+++ Input data

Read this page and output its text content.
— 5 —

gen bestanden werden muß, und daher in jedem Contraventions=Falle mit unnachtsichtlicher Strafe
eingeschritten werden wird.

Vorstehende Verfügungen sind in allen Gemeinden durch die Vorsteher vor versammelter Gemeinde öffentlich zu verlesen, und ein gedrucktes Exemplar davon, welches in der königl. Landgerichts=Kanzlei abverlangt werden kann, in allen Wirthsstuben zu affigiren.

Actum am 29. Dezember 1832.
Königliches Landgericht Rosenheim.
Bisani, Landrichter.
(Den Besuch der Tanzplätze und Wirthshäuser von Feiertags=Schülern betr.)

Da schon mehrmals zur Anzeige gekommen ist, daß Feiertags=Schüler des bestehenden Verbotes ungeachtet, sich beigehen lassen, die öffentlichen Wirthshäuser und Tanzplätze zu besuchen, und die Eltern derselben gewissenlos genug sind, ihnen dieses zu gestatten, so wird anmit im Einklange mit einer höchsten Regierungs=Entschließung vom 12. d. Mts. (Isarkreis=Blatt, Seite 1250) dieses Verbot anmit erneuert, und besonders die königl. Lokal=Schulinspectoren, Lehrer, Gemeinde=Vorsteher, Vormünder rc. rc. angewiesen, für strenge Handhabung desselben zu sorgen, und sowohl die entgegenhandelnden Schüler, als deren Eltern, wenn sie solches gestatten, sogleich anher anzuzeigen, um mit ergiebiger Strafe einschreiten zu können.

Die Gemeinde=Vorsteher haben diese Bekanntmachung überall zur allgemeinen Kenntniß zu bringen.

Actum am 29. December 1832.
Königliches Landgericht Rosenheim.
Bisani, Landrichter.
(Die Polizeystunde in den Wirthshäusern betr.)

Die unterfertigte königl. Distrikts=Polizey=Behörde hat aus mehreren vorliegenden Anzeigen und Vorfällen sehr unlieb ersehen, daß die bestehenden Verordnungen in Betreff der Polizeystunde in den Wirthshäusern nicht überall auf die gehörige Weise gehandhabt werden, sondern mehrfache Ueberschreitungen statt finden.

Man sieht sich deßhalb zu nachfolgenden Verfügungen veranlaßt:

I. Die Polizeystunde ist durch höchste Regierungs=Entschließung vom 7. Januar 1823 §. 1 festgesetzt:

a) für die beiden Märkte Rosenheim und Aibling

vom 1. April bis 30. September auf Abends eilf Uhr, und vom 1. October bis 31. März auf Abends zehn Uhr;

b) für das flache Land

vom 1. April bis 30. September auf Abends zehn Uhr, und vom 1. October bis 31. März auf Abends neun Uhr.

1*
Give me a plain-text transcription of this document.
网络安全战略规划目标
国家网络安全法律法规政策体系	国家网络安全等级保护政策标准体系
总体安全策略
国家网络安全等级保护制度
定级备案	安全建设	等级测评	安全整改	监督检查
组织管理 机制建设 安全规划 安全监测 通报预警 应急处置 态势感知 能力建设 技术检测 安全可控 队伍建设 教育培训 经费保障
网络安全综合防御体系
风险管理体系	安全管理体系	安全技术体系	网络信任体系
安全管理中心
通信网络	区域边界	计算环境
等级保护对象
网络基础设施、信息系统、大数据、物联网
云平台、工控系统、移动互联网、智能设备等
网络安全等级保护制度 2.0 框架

++++++

Required work
Report all lines of the data that include the word "text".

Worked answer
Read this page and output its text content.
Give me a plain-text transcription of this document.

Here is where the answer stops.